**BRIEF**
Output the entries word for word. Omit images.

**RECORDS FOR THIS EXERCISE**
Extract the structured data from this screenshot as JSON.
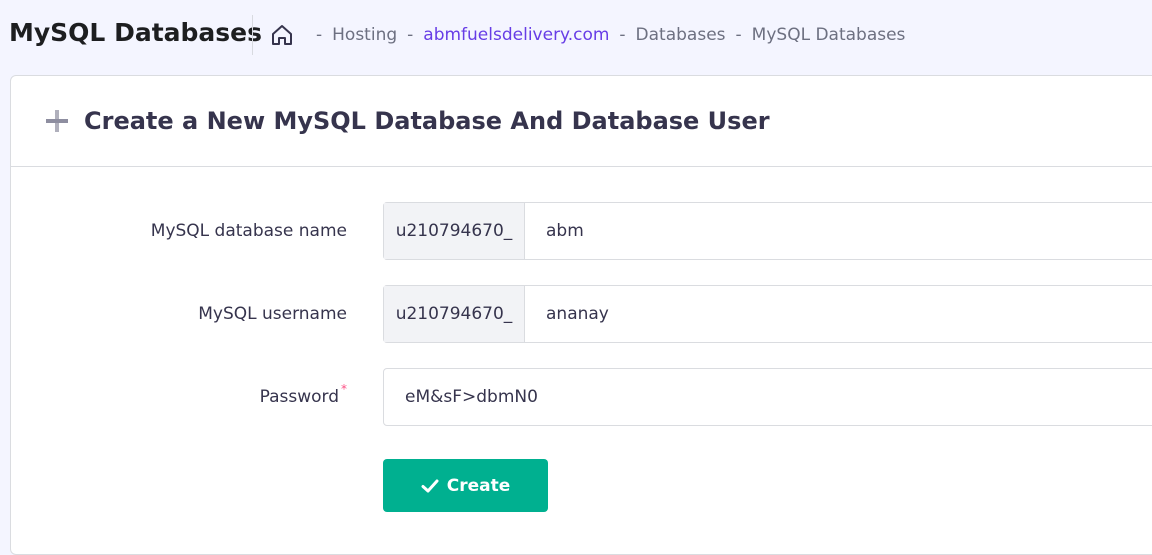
{
  "header": {
    "title": "MySQL Databases",
    "breadcrumb": {
      "home_icon": "home-icon",
      "items": [
        "Hosting",
        "abmfuelsdelivery.com",
        "Databases",
        "MySQL Databases"
      ],
      "separator": "-"
    }
  },
  "card": {
    "icon": "plus-icon",
    "title": "Create a New MySQL Database And Database User"
  },
  "form": {
    "db_name": {
      "label": "MySQL database name",
      "prefix": "u210794670_",
      "value": "abm"
    },
    "username": {
      "label": "MySQL username",
      "prefix": "u210794670_",
      "value": "ananay"
    },
    "password": {
      "label": "Password",
      "required_mark": "*",
      "value": "eM&sF>dbmN0"
    },
    "create_button": {
      "label": "Create",
      "icon": "check-icon"
    }
  },
  "colors": {
    "accent": "#673de6",
    "button": "#00b090",
    "required": "#fc5185"
  }
}
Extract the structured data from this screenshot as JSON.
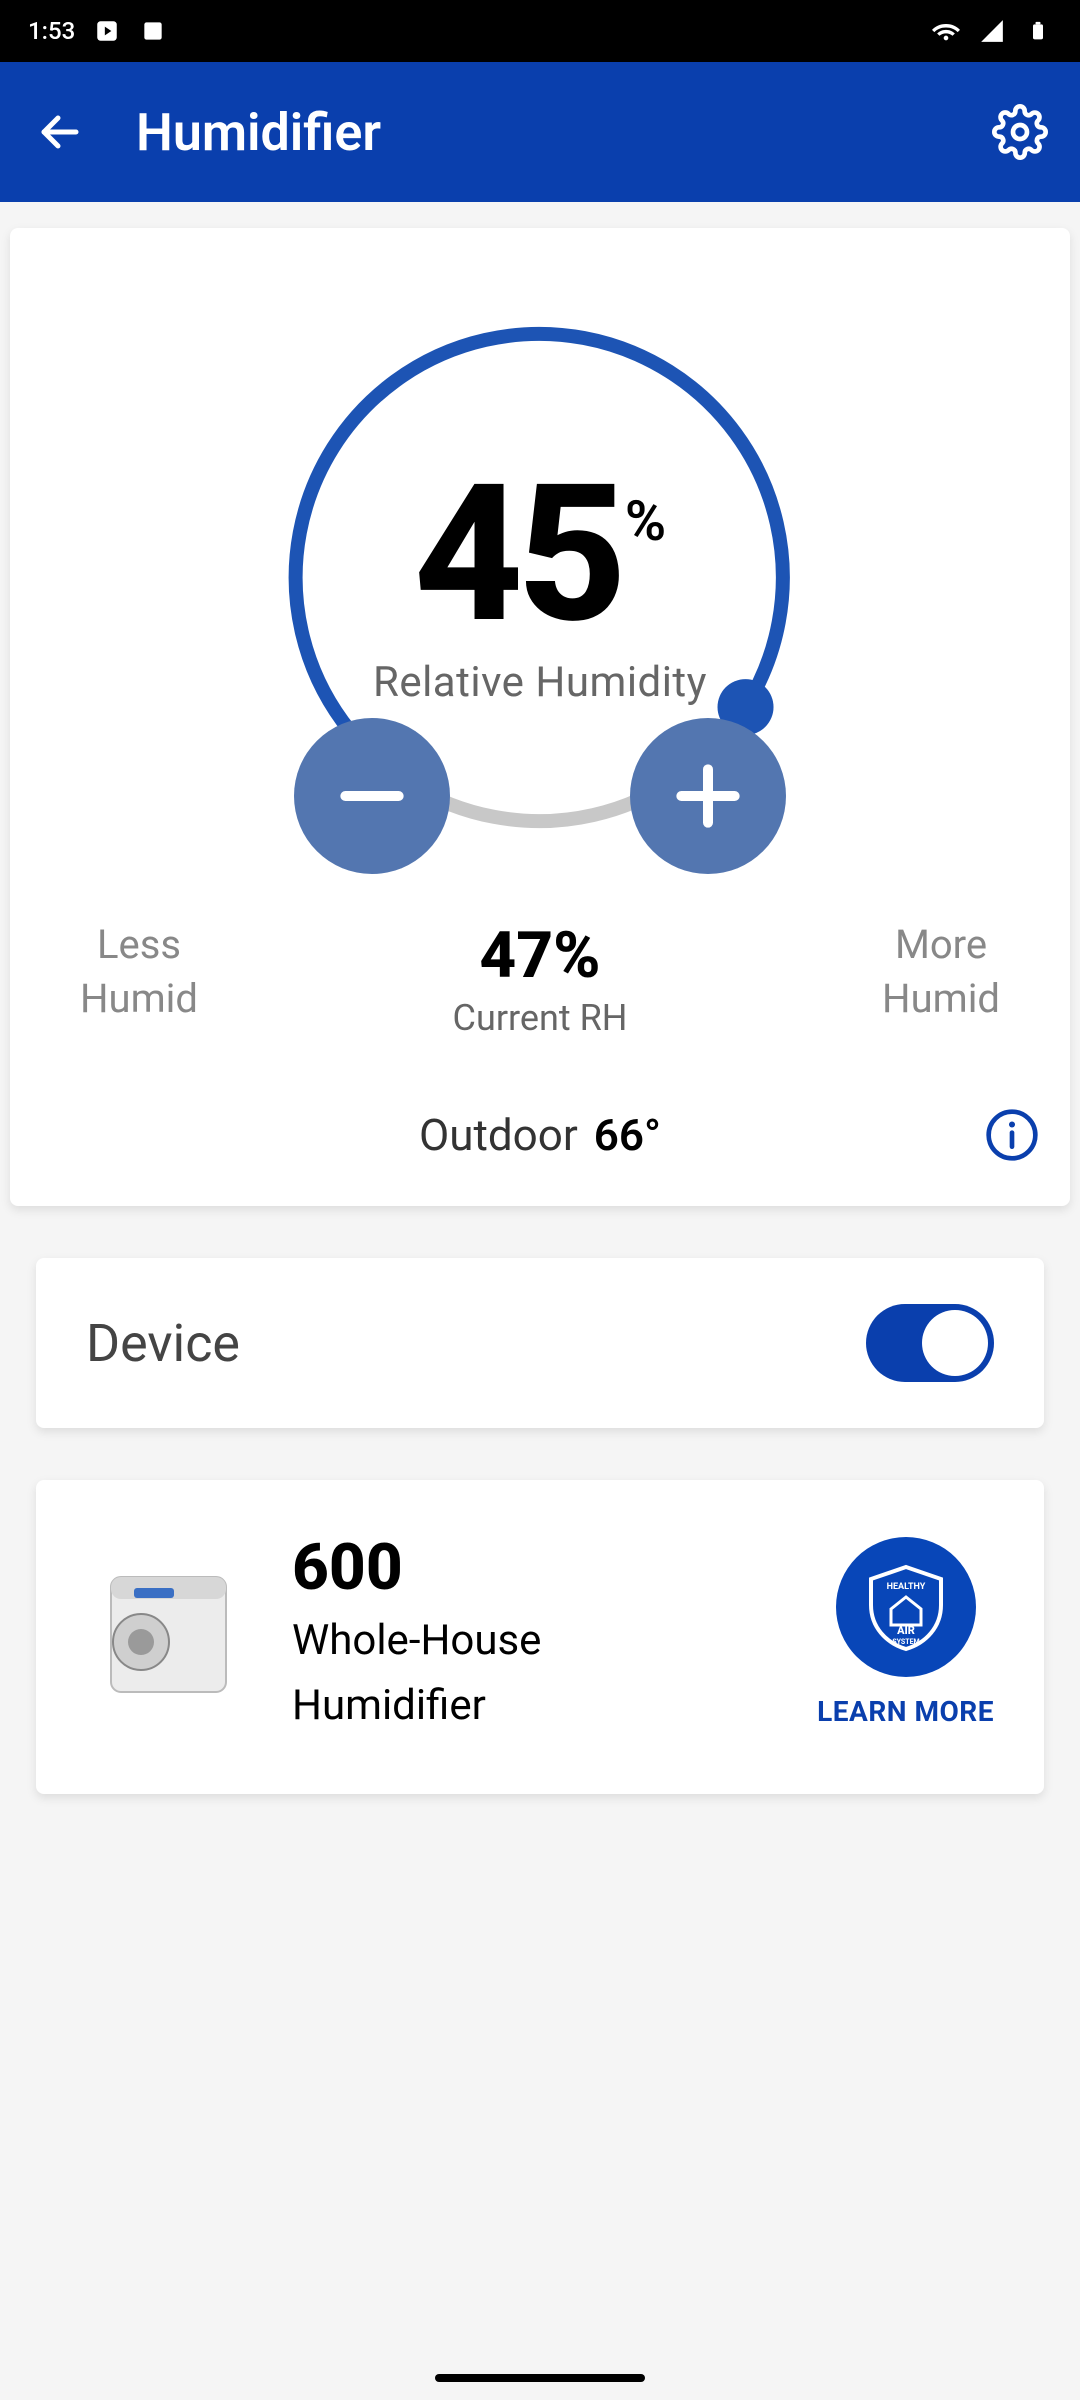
{
  "status": {
    "time": "1:53",
    "signal_icon": "signal-icon",
    "wifi_icon": "wifi-icon",
    "battery_icon": "battery-icon"
  },
  "header": {
    "title": "Humidifier"
  },
  "dial": {
    "target_value": "45",
    "percent_sign": "%",
    "label": "Relative Humidity"
  },
  "triple": {
    "less_line1": "Less",
    "less_line2": "Humid",
    "current_value": "47%",
    "current_label": "Current RH",
    "more_line1": "More",
    "more_line2": "Humid"
  },
  "outdoor": {
    "label": "Outdoor",
    "value": "66°"
  },
  "device": {
    "label": "Device",
    "enabled": true
  },
  "product": {
    "model": "600",
    "desc_line1": "Whole-House",
    "desc_line2": "Humidifier",
    "badge_line1": "HEALTHY",
    "badge_line2": "AIR",
    "badge_line3": "SYSTEM",
    "learn_more": "LEARN MORE"
  },
  "colors": {
    "brand_blue": "#0a3fad",
    "round_btn_blue": "#5376b0",
    "badge_blue": "#0846b8"
  }
}
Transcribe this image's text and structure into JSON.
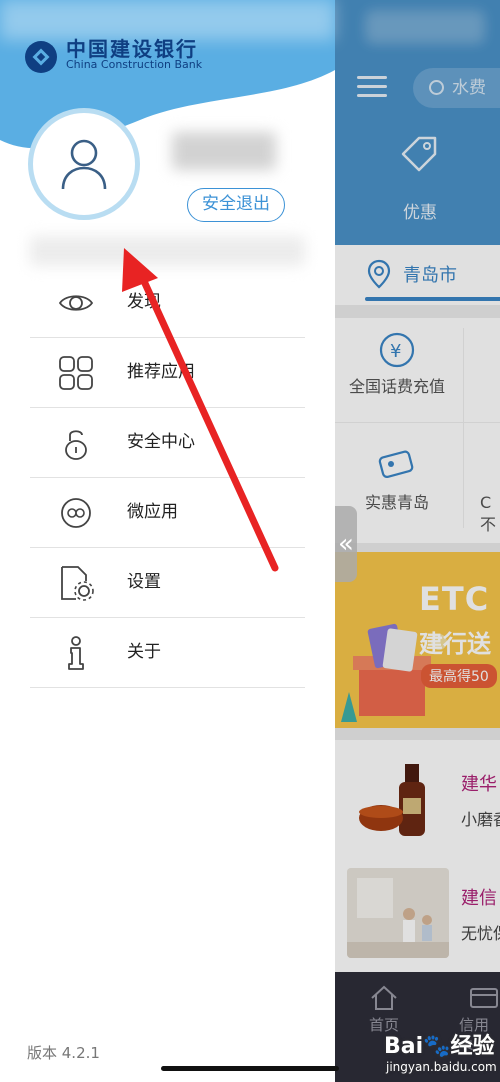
{
  "drawer": {
    "bank_name_cn": "中国建设银行",
    "bank_name_en": "China Construction Bank",
    "logout_label": "安全退出",
    "menu": [
      {
        "label": "发现",
        "icon": "eye-icon"
      },
      {
        "label": "推荐应用",
        "icon": "app-grid-icon"
      },
      {
        "label": "安全中心",
        "icon": "lock-icon"
      },
      {
        "label": "微应用",
        "icon": "mini-app-icon"
      },
      {
        "label": "设置",
        "icon": "settings-icon"
      },
      {
        "label": "关于",
        "icon": "info-icon"
      }
    ],
    "version": "版本 4.2.1"
  },
  "background_app": {
    "search_placeholder": "水费",
    "discount_label": "优惠",
    "city": "青岛市",
    "grid": [
      {
        "label": "全国话费充值"
      },
      {
        "label": "实惠青岛"
      }
    ],
    "grid_partial": [
      "C",
      "不"
    ],
    "banner": {
      "title": "ETC",
      "subtitle": "建行送",
      "pill": "最高得50"
    },
    "products": [
      {
        "title": "建华",
        "subtitle": "小磨香"
      },
      {
        "title": "建信",
        "subtitle": "无忧保"
      }
    ],
    "tabs": [
      {
        "label": "首页"
      },
      {
        "label": "信用卡"
      }
    ]
  },
  "overlay": {
    "collapse_glyph": "«",
    "watermark_logo": "Bai🐾经验",
    "watermark_url": "jingyan.baidu.com"
  },
  "colors": {
    "brand_blue": "#3c92d6",
    "header_blue": "#4a92c9",
    "arrow_red": "#e82323"
  }
}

**CORRECT RESULT**
Extract the structured data from this screenshot as JSON.
{
  "header": {
    "title": "MySQL Databases",
    "breadcrumb": {
      "home_icon": "home-icon",
      "items": [
        "Hosting",
        "abmfuelsdelivery.com",
        "Databases",
        "MySQL Databases"
      ],
      "separator": "-"
    }
  },
  "card": {
    "icon": "plus-icon",
    "title": "Create a New MySQL Database And Database User"
  },
  "form": {
    "db_name": {
      "label": "MySQL database name",
      "prefix": "u210794670_",
      "value": "abm"
    },
    "username": {
      "label": "MySQL username",
      "prefix": "u210794670_",
      "value": "ananay"
    },
    "password": {
      "label": "Password",
      "required_mark": "*",
      "value": "eM&sF>dbmN0"
    },
    "create_button": {
      "label": "Create",
      "icon": "check-icon"
    }
  },
  "colors": {
    "accent": "#673de6",
    "button": "#00b090",
    "required": "#fc5185"
  }
}
Extract the structured data from this screenshot as JSON.
{
  "status": {
    "time": "1:53",
    "signal_icon": "signal-icon",
    "wifi_icon": "wifi-icon",
    "battery_icon": "battery-icon"
  },
  "header": {
    "title": "Humidifier"
  },
  "dial": {
    "target_value": "45",
    "percent_sign": "%",
    "label": "Relative Humidity"
  },
  "triple": {
    "less_line1": "Less",
    "less_line2": "Humid",
    "current_value": "47%",
    "current_label": "Current RH",
    "more_line1": "More",
    "more_line2": "Humid"
  },
  "outdoor": {
    "label": "Outdoor",
    "value": "66°"
  },
  "device": {
    "label": "Device",
    "enabled": true
  },
  "product": {
    "model": "600",
    "desc_line1": "Whole-House",
    "desc_line2": "Humidifier",
    "badge_line1": "HEALTHY",
    "badge_line2": "AIR",
    "badge_line3": "SYSTEM",
    "learn_more": "LEARN MORE"
  },
  "colors": {
    "brand_blue": "#0a3fad",
    "round_btn_blue": "#5376b0",
    "badge_blue": "#0846b8"
  }
}
Transcribe this image's text and structure into JSON.
{
  "drawer": {
    "bank_name_cn": "中国建设银行",
    "bank_name_en": "China Construction Bank",
    "logout_label": "安全退出",
    "menu": [
      {
        "label": "发现",
        "icon": "eye-icon"
      },
      {
        "label": "推荐应用",
        "icon": "app-grid-icon"
      },
      {
        "label": "安全中心",
        "icon": "lock-icon"
      },
      {
        "label": "微应用",
        "icon": "mini-app-icon"
      },
      {
        "label": "设置",
        "icon": "settings-icon"
      },
      {
        "label": "关于",
        "icon": "info-icon"
      }
    ],
    "version": "版本 4.2.1"
  },
  "background_app": {
    "search_placeholder": "水费",
    "discount_label": "优惠",
    "city": "青岛市",
    "grid": [
      {
        "label": "全国话费充值"
      },
      {
        "label": "实惠青岛"
      }
    ],
    "grid_partial": [
      "C",
      "不"
    ],
    "banner": {
      "title": "ETC",
      "subtitle": "建行送",
      "pill": "最高得50"
    },
    "products": [
      {
        "title": "建华",
        "subtitle": "小磨香"
      },
      {
        "title": "建信",
        "subtitle": "无忧保"
      }
    ],
    "tabs": [
      {
        "label": "首页"
      },
      {
        "label": "信用卡"
      }
    ]
  },
  "overlay": {
    "collapse_glyph": "«",
    "watermark_logo": "Bai🐾经验",
    "watermark_url": "jingyan.baidu.com"
  },
  "colors": {
    "brand_blue": "#3c92d6",
    "header_blue": "#4a92c9",
    "arrow_red": "#e82323"
  }
}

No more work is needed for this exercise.